>> BEGIN Dataset rows

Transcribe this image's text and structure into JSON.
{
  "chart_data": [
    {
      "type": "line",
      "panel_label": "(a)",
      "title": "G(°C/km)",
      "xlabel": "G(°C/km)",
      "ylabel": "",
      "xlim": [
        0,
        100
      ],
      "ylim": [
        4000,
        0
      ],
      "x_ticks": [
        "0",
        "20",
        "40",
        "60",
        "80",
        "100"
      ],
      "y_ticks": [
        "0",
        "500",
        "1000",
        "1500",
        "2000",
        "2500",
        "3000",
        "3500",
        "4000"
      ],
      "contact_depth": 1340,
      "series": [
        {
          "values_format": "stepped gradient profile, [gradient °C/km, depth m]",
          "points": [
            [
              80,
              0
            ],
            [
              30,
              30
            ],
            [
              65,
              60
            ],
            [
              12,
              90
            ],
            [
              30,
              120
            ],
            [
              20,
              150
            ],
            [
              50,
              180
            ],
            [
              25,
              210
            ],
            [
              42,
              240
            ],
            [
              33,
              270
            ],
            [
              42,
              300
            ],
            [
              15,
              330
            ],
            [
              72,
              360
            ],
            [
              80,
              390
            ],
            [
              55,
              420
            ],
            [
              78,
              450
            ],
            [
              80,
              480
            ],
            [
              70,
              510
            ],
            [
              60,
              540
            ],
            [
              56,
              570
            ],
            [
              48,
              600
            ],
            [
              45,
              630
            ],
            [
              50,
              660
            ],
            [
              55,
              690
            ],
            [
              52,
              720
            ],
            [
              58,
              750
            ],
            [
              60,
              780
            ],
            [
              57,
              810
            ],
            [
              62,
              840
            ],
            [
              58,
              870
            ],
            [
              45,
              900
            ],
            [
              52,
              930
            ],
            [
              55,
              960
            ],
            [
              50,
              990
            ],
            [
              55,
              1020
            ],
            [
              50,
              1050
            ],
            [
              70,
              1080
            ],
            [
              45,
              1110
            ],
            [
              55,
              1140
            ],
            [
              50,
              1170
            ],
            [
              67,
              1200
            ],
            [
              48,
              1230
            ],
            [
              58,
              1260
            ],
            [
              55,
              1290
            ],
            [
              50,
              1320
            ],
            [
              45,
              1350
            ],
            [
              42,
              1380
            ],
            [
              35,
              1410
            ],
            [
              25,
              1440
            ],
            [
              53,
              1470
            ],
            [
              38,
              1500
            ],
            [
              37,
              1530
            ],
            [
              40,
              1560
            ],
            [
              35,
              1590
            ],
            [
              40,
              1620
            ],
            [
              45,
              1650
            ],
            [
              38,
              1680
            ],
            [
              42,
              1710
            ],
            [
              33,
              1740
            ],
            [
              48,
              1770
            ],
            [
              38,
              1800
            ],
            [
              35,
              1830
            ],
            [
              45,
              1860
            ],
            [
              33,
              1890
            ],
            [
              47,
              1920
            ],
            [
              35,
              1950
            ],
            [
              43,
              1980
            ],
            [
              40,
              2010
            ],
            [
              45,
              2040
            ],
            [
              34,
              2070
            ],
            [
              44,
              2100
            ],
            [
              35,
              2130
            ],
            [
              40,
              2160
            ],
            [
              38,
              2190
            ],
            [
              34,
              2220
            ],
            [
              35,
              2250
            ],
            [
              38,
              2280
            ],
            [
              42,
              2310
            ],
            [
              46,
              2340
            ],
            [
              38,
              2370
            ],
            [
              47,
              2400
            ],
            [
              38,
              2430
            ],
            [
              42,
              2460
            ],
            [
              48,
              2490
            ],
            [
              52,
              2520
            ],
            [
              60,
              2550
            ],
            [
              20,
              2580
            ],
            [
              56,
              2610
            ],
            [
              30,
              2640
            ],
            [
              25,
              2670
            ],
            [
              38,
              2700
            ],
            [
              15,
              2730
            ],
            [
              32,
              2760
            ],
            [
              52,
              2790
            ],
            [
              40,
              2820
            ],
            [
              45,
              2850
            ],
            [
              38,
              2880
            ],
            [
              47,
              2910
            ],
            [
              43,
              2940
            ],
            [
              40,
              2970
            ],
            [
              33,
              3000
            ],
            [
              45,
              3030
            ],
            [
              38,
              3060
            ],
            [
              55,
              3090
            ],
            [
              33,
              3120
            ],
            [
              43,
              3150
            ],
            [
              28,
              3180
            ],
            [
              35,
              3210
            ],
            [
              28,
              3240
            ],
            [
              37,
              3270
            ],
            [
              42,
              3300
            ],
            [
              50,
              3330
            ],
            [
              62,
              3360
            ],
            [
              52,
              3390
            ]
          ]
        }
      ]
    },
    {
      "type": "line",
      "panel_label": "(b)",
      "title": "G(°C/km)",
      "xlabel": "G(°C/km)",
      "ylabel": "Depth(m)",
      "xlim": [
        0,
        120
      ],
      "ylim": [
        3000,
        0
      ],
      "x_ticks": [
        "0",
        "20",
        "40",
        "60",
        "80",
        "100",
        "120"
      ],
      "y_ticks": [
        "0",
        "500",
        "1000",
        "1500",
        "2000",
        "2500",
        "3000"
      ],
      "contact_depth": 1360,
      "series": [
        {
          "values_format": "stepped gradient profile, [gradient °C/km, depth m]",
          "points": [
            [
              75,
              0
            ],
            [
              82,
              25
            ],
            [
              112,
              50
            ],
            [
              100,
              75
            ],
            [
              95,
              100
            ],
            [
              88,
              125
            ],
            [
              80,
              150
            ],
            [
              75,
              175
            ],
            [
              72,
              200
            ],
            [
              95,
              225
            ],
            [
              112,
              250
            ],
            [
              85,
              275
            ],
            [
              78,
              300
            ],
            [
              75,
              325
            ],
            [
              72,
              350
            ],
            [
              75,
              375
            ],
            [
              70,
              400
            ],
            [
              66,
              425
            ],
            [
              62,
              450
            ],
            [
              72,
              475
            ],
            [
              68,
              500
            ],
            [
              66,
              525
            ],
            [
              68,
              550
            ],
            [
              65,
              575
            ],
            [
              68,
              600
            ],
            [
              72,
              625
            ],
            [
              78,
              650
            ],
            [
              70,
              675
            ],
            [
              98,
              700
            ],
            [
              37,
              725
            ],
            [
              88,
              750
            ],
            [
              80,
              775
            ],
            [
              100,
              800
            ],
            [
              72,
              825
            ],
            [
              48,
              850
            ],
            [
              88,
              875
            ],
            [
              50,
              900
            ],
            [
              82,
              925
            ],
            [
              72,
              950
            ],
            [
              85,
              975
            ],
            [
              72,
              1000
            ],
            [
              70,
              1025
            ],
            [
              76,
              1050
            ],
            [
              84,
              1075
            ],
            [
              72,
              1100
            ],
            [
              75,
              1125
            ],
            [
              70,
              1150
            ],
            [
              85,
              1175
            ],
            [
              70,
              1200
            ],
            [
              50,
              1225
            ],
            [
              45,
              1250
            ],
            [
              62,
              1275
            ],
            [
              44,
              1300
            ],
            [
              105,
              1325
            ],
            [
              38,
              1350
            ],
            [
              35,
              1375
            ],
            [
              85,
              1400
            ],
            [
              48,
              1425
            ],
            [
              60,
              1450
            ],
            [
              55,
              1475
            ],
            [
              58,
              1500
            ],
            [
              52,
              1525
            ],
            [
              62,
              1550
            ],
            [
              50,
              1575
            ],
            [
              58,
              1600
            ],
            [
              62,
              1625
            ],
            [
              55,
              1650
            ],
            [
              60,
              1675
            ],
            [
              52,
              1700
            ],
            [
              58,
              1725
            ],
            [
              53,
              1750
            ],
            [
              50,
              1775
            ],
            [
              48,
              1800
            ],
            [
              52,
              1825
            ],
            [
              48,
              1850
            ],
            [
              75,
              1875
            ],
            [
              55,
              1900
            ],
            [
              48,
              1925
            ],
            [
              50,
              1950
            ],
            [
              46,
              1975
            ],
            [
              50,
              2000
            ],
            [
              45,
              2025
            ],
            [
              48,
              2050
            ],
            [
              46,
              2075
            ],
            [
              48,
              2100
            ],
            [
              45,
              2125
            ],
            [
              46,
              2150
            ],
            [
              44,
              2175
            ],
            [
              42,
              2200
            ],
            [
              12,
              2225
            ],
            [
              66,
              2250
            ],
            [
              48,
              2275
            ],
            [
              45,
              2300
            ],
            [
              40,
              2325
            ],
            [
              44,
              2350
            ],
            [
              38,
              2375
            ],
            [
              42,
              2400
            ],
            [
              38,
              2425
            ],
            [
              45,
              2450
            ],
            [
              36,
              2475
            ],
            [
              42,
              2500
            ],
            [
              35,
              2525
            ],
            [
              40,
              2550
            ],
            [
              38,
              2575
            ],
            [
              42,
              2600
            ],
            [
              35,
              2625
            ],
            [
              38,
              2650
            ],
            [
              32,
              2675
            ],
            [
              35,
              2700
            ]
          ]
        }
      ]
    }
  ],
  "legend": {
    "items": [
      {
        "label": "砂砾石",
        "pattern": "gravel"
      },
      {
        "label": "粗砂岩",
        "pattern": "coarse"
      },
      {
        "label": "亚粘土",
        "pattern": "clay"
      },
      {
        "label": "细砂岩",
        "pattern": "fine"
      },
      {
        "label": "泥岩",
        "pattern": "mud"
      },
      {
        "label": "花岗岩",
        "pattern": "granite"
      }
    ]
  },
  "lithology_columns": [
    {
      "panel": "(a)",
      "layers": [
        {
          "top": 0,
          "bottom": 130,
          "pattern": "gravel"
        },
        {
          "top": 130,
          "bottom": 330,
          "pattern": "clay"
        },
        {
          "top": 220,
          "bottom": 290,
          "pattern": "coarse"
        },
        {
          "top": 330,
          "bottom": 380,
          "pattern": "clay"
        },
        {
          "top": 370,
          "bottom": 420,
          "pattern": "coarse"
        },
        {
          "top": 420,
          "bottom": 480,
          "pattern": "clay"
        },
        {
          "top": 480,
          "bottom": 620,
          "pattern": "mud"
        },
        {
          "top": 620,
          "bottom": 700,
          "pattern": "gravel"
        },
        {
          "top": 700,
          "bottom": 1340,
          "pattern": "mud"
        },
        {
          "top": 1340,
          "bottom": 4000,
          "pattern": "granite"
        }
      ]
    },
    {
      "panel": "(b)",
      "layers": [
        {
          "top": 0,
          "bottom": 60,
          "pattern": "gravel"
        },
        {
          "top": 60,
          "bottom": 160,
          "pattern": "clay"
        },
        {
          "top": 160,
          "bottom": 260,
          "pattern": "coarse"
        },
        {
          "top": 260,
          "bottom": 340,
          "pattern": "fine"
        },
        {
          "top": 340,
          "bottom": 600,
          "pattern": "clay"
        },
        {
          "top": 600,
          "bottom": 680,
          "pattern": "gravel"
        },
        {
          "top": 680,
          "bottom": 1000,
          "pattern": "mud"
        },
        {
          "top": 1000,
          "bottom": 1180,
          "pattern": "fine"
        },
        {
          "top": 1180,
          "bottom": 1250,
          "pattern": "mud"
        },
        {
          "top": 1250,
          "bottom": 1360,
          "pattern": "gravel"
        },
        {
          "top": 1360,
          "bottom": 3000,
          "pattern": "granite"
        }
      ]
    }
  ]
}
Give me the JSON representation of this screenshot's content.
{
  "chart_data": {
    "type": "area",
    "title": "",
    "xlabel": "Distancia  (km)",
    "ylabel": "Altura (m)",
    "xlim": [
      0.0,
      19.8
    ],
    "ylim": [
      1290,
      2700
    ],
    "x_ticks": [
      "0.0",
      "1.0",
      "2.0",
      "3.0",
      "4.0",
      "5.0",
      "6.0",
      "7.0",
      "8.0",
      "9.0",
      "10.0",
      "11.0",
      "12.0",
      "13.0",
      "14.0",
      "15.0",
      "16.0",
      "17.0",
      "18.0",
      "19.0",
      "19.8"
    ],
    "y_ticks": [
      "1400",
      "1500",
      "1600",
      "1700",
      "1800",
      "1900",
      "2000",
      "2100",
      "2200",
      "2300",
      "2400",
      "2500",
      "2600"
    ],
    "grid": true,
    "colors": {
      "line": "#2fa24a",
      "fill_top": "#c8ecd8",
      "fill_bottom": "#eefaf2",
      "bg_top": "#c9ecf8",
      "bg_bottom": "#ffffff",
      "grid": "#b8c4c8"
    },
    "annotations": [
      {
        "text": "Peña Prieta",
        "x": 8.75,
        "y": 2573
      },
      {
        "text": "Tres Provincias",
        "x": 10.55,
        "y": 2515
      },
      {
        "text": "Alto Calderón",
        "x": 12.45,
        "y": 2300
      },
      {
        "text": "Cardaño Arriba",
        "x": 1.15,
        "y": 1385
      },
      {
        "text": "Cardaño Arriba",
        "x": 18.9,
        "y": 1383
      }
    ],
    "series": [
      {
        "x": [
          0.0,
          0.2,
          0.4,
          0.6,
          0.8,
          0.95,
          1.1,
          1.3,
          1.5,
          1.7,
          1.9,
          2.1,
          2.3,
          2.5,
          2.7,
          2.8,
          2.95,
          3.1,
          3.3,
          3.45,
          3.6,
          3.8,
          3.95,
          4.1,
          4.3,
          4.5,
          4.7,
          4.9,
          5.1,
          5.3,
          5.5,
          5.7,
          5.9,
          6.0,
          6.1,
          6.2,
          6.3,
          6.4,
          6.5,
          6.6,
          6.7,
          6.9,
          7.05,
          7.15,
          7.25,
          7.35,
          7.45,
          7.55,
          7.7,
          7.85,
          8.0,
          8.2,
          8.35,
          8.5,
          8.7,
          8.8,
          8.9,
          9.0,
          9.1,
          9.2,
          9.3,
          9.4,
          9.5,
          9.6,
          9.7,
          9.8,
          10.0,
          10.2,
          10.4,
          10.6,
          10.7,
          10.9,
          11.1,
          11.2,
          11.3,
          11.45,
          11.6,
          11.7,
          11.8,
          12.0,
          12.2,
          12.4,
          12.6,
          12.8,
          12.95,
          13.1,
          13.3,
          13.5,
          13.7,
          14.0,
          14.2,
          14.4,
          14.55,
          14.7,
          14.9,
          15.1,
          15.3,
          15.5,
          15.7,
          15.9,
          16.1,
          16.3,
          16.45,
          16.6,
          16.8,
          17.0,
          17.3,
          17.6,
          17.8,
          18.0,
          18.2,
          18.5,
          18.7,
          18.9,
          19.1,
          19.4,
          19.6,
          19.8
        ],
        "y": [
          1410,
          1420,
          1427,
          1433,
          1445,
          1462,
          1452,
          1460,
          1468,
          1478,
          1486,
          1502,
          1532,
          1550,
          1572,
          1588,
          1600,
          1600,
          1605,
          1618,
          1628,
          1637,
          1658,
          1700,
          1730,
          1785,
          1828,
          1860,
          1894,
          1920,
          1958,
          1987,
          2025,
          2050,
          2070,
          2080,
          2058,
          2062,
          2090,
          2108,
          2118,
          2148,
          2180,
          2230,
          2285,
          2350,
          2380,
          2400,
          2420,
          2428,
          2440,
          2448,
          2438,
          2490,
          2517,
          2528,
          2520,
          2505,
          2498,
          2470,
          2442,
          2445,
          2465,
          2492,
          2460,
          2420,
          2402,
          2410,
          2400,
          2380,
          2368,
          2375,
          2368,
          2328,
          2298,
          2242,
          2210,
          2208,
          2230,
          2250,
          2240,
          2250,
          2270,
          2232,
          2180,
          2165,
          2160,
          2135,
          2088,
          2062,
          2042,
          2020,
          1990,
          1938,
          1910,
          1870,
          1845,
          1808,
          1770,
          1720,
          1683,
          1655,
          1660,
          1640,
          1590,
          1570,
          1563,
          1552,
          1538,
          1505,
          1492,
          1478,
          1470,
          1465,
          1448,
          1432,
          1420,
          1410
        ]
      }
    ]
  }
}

>> END Dataset rows

▶ Exercise
Scan the listing above and identify each line holding the string "this"; copy every such line.

▶ The reply
Transcribe this image's text and structure into JSON.
Give me the JSON representation of this screenshot's content.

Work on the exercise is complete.